Reproduce all of the data word for word.

— BEGIN DATASET EXCERPTS —

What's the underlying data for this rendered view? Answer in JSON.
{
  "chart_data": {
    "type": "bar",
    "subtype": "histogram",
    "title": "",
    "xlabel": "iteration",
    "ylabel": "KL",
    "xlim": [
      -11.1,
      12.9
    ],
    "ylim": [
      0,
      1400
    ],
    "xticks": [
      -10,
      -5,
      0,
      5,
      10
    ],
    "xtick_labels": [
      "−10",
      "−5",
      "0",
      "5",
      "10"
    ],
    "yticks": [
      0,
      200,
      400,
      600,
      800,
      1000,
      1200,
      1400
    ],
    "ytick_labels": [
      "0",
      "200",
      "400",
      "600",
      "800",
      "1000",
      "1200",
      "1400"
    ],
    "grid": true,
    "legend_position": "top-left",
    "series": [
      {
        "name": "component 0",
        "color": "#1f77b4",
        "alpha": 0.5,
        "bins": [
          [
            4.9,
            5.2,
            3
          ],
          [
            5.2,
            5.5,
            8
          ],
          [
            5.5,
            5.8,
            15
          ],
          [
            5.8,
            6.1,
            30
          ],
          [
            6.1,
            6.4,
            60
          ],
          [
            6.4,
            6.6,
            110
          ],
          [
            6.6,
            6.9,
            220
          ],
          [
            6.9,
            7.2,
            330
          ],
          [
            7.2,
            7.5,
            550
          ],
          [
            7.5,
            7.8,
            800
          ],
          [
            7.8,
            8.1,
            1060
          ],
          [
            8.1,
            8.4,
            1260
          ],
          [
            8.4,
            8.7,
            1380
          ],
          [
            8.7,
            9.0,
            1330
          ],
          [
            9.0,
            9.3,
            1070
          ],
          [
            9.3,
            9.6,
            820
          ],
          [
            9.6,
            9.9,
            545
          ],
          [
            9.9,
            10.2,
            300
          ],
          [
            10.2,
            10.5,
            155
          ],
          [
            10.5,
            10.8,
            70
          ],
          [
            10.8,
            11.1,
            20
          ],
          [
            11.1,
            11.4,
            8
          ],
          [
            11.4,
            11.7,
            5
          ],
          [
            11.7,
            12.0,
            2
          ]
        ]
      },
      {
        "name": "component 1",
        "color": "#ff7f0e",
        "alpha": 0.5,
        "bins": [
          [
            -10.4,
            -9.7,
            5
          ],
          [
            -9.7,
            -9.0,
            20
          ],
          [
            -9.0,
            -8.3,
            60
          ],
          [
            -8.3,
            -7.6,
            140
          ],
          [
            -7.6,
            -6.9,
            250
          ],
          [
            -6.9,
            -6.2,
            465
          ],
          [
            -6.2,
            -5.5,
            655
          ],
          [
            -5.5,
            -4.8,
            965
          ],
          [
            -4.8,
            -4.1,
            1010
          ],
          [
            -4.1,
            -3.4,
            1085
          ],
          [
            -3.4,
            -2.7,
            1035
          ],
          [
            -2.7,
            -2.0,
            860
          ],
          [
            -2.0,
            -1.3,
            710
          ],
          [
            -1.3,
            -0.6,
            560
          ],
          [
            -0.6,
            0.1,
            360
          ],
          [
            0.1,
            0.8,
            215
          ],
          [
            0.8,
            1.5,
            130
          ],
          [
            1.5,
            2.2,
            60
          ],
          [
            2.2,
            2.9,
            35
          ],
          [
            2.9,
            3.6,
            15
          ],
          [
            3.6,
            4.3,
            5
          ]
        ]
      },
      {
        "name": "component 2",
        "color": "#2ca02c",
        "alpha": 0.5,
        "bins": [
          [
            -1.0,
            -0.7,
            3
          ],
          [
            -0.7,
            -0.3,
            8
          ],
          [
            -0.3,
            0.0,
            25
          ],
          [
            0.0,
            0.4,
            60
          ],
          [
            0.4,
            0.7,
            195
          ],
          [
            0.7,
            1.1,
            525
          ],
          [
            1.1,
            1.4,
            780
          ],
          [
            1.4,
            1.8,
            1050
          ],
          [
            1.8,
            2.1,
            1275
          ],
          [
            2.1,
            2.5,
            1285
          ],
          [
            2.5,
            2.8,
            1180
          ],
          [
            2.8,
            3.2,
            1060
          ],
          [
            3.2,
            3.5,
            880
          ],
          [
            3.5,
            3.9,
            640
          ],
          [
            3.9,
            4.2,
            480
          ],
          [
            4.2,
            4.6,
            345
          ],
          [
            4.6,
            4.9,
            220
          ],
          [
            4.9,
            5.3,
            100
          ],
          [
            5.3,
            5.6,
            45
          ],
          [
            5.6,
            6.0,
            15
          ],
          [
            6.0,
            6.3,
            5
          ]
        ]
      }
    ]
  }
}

— END DATASET EXCERPTS —

== PROBLEM SOLUTION ==
What's the underlying data for this rendered view? Answer in JSON.
{
  "chart_data": {
    "type": "bar",
    "subtype": "histogram",
    "title": "",
    "xlabel": "iteration",
    "ylabel": "KL",
    "xlim": [
      -11.1,
      12.9
    ],
    "ylim": [
      0,
      1400
    ],
    "xticks": [
      -10,
      -5,
      0,
      5,
      10
    ],
    "xtick_labels": [
      "−10",
      "−5",
      "0",
      "5",
      "10"
    ],
    "yticks": [
      0,
      200,
      400,
      600,
      800,
      1000,
      1200,
      1400
    ],
    "ytick_labels": [
      "0",
      "200",
      "400",
      "600",
      "800",
      "1000",
      "1200",
      "1400"
    ],
    "grid": true,
    "legend_position": "top-left",
    "series": [
      {
        "name": "component 0",
        "color": "#1f77b4",
        "alpha": 0.5,
        "bins": [
          [
            4.9,
            5.2,
            3
          ],
          [
            5.2,
            5.5,
            8
          ],
          [
            5.5,
            5.8,
            15
          ],
          [
            5.8,
            6.1,
            30
          ],
          [
            6.1,
            6.4,
            60
          ],
          [
            6.4,
            6.6,
            110
          ],
          [
            6.6,
            6.9,
            220
          ],
          [
            6.9,
            7.2,
            330
          ],
          [
            7.2,
            7.5,
            550
          ],
          [
            7.5,
            7.8,
            800
          ],
          [
            7.8,
            8.1,
            1060
          ],
          [
            8.1,
            8.4,
            1260
          ],
          [
            8.4,
            8.7,
            1380
          ],
          [
            8.7,
            9.0,
            1330
          ],
          [
            9.0,
            9.3,
            1070
          ],
          [
            9.3,
            9.6,
            820
          ],
          [
            9.6,
            9.9,
            545
          ],
          [
            9.9,
            10.2,
            300
          ],
          [
            10.2,
            10.5,
            155
          ],
          [
            10.5,
            10.8,
            70
          ],
          [
            10.8,
            11.1,
            20
          ],
          [
            11.1,
            11.4,
            8
          ],
          [
            11.4,
            11.7,
            5
          ],
          [
            11.7,
            12.0,
            2
          ]
        ]
      },
      {
        "name": "component 1",
        "color": "#ff7f0e",
        "alpha": 0.5,
        "bins": [
          [
            -10.4,
            -9.7,
            5
          ],
          [
            -9.7,
            -9.0,
            20
          ],
          [
            -9.0,
            -8.3,
            60
          ],
          [
            -8.3,
            -7.6,
            140
          ],
          [
            -7.6,
            -6.9,
            250
          ],
          [
            -6.9,
            -6.2,
            465
          ],
          [
            -6.2,
            -5.5,
            655
          ],
          [
            -5.5,
            -4.8,
            965
          ],
          [
            -4.8,
            -4.1,
            1010
          ],
          [
            -4.1,
            -3.4,
            1085
          ],
          [
            -3.4,
            -2.7,
            1035
          ],
          [
            -2.7,
            -2.0,
            860
          ],
          [
            -2.0,
            -1.3,
            710
          ],
          [
            -1.3,
            -0.6,
            560
          ],
          [
            -0.6,
            0.1,
            360
          ],
          [
            0.1,
            0.8,
            215
          ],
          [
            0.8,
            1.5,
            130
          ],
          [
            1.5,
            2.2,
            60
          ],
          [
            2.2,
            2.9,
            35
          ],
          [
            2.9,
            3.6,
            15
          ],
          [
            3.6,
            4.3,
            5
          ]
        ]
      },
      {
        "name": "component 2",
        "color": "#2ca02c",
        "alpha": 0.5,
        "bins": [
          [
            -1.0,
            -0.7,
            3
          ],
          [
            -0.7,
            -0.3,
            8
          ],
          [
            -0.3,
            0.0,
            25
          ],
          [
            0.0,
            0.4,
            60
          ],
          [
            0.4,
            0.7,
            195
          ],
          [
            0.7,
            1.1,
            525
          ],
          [
            1.1,
            1.4,
            780
          ],
          [
            1.4,
            1.8,
            1050
          ],
          [
            1.8,
            2.1,
            1275
          ],
          [
            2.1,
            2.5,
            1285
          ],
          [
            2.5,
            2.8,
            1180
          ],
          [
            2.8,
            3.2,
            1060
          ],
          [
            3.2,
            3.5,
            880
          ],
          [
            3.5,
            3.9,
            640
          ],
          [
            3.9,
            4.2,
            480
          ],
          [
            4.2,
            4.6,
            345
          ],
          [
            4.6,
            4.9,
            220
          ],
          [
            4.9,
            5.3,
            100
          ],
          [
            5.3,
            5.6,
            45
          ],
          [
            5.6,
            6.0,
            15
          ],
          [
            6.0,
            6.3,
            5
          ]
        ]
      }
    ]
  }
}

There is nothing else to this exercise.